• _Exercise task_:
Count the lines below that contain "Lélegt". Give only the number.

##### Extracted records

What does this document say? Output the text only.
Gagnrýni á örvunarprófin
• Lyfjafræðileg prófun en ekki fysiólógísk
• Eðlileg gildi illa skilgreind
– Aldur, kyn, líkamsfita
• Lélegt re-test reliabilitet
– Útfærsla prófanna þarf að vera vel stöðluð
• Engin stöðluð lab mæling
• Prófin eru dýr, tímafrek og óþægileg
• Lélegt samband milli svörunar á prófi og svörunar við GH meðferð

##########

• _Answer to the problem_:
2